**Task goal:**
Say how many lines include "desc", with no words around the number.

### Exercise materials

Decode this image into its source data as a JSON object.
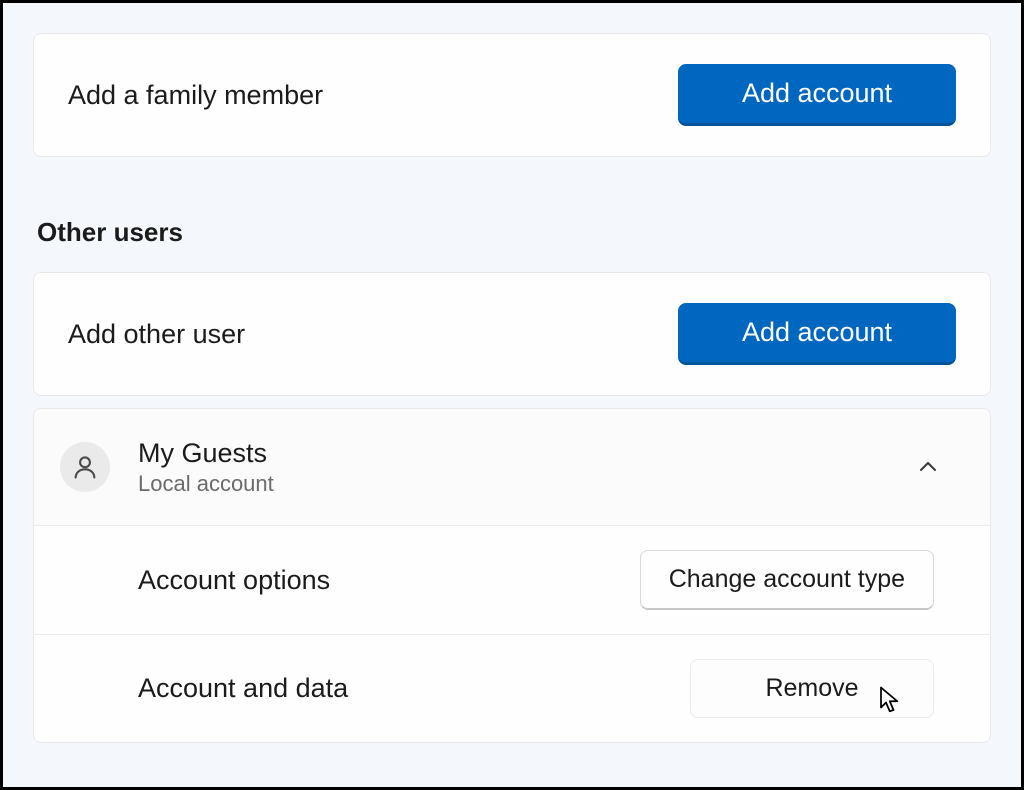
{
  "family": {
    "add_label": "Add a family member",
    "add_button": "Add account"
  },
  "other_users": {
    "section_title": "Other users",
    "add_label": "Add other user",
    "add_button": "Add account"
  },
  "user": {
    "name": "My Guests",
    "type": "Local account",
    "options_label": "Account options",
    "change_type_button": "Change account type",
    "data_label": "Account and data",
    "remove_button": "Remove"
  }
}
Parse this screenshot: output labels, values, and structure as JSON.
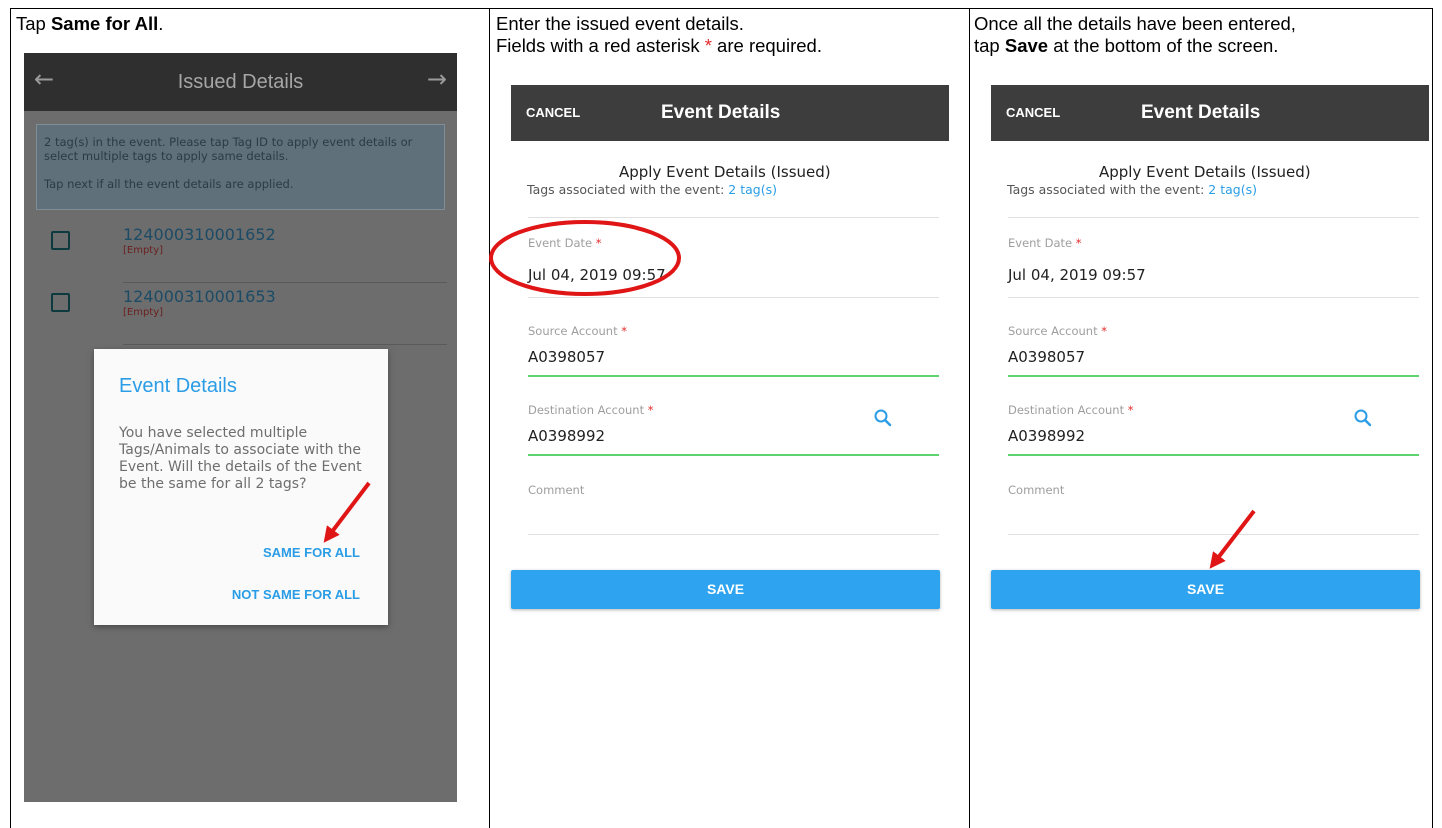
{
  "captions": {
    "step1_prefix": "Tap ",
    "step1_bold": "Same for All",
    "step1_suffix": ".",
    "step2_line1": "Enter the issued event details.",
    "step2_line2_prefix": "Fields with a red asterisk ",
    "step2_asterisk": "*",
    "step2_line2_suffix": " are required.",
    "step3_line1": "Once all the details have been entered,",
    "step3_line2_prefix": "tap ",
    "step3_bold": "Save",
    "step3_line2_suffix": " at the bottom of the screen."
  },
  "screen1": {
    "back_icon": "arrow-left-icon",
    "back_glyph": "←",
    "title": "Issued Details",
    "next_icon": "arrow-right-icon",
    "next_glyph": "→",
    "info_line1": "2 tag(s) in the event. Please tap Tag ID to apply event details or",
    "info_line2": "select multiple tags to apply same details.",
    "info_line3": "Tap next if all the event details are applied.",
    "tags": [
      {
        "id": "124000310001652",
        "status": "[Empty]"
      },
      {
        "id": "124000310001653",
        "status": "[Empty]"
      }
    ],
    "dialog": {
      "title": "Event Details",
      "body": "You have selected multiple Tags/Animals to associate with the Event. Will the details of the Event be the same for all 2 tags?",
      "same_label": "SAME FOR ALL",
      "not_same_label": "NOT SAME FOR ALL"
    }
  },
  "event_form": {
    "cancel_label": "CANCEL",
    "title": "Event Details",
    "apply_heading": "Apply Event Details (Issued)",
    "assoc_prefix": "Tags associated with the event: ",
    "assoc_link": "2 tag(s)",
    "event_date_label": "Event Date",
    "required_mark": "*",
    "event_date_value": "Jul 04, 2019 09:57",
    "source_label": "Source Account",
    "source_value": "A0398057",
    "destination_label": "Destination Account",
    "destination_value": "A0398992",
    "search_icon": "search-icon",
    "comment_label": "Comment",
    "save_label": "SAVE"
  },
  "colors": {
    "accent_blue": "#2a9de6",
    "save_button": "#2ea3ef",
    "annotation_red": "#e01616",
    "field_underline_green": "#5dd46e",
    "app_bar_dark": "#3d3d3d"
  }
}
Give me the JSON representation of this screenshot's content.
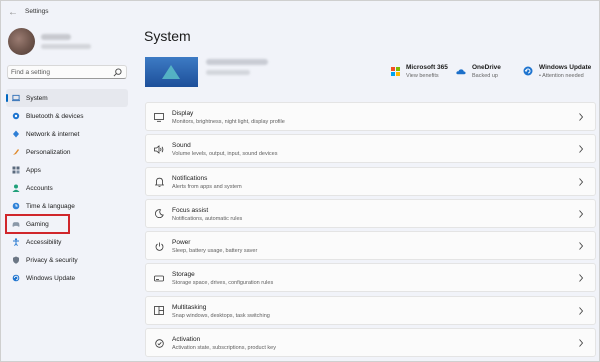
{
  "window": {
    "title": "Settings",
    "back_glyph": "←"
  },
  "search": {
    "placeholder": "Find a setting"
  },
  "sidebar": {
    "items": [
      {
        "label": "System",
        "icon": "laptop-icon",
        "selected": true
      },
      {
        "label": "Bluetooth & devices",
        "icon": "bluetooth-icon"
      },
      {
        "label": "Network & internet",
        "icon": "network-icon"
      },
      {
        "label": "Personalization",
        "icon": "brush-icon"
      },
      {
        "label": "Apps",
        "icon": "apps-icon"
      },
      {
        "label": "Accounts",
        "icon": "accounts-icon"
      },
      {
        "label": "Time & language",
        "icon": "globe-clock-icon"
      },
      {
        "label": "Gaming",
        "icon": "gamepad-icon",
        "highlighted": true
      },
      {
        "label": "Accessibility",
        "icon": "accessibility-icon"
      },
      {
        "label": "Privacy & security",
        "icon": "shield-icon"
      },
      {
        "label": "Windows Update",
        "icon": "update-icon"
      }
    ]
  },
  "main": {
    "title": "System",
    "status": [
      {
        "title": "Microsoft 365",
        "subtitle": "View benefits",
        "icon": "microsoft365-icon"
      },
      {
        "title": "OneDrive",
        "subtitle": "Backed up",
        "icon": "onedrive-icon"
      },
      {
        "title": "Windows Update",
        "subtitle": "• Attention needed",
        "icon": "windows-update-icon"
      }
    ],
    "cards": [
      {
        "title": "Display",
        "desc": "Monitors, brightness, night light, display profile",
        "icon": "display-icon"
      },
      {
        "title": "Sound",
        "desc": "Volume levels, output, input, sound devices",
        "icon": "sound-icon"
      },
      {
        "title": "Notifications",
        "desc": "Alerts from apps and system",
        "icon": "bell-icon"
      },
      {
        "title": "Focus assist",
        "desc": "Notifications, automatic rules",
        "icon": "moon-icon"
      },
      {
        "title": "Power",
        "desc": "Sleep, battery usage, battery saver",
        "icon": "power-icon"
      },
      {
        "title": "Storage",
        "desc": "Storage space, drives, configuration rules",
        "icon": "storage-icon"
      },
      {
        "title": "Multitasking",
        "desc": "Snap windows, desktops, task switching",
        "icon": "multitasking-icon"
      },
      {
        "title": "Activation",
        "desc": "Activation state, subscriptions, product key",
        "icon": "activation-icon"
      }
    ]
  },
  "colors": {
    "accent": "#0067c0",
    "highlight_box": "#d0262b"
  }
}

######

**Expected answer:**
8